(Dataset entries)
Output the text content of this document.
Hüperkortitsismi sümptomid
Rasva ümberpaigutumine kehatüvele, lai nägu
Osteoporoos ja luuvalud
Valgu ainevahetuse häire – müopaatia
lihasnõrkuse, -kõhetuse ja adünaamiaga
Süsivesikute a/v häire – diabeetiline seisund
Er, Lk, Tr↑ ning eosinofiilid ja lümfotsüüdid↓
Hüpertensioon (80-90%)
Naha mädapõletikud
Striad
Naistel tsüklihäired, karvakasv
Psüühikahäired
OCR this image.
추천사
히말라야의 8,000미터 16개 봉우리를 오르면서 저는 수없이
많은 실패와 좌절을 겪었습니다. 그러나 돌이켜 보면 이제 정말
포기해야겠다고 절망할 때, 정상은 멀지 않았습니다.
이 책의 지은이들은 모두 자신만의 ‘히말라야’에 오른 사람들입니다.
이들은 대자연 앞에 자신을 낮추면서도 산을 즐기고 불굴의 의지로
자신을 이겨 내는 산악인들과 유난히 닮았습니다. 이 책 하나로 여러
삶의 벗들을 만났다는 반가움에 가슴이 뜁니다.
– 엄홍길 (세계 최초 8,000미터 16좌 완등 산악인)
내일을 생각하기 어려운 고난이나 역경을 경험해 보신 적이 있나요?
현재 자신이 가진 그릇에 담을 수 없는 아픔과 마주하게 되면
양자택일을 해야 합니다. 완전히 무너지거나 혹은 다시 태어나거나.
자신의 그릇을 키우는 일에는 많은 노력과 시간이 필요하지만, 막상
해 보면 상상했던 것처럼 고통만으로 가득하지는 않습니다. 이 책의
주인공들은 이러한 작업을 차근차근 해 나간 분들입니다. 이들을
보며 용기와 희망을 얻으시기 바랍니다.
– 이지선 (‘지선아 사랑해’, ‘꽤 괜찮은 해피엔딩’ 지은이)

» **Exercise goal**
Exactly as shown, repeat every record.

» **Exercise response**
Output the text content of this document.
Hüperkortitsismi sümptomid
Rasva ümberpaigutumine kehatüvele, lai nägu
Osteoporoos ja luuvalud
Valgu ainevahetuse häire – müopaatia
lihasnõrkuse, -kõhetuse ja adünaamiaga
Süsivesikute a/v häire – diabeetiline seisund
Er, Lk, Tr↑ ning eosinofiilid ja lümfotsüüdid↓
Hüpertensioon (80-90%)
Naha mädapõletikud
Striad
Naistel tsüklihäired, karvakasv
Psüühikahäired
OCR this image.
추천사
히말라야의 8,000미터 16개 봉우리를 오르면서 저는 수없이
많은 실패와 좌절을 겪었습니다. 그러나 돌이켜 보면 이제 정말
포기해야겠다고 절망할 때, 정상은 멀지 않았습니다.
이 책의 지은이들은 모두 자신만의 ‘히말라야’에 오른 사람들입니다.
이들은 대자연 앞에 자신을 낮추면서도 산을 즐기고 불굴의 의지로
자신을 이겨 내는 산악인들과 유난히 닮았습니다. 이 책 하나로 여러
삶의 벗들을 만났다는 반가움에 가슴이 뜁니다.
– 엄홍길 (세계 최초 8,000미터 16좌 완등 산악인)
내일을 생각하기 어려운 고난이나 역경을 경험해 보신 적이 있나요?
현재 자신이 가진 그릇에 담을 수 없는 아픔과 마주하게 되면
양자택일을 해야 합니다. 완전히 무너지거나 혹은 다시 태어나거나.
자신의 그릇을 키우는 일에는 많은 노력과 시간이 필요하지만, 막상
해 보면 상상했던 것처럼 고통만으로 가득하지는 않습니다. 이 책의
주인공들은 이러한 작업을 차근차근 해 나간 분들입니다. 이들을
보며 용기와 희망을 얻으시기 바랍니다.
– 이지선 (‘지선아 사랑해’, ‘꽤 괜찮은 해피엔딩’ 지은이)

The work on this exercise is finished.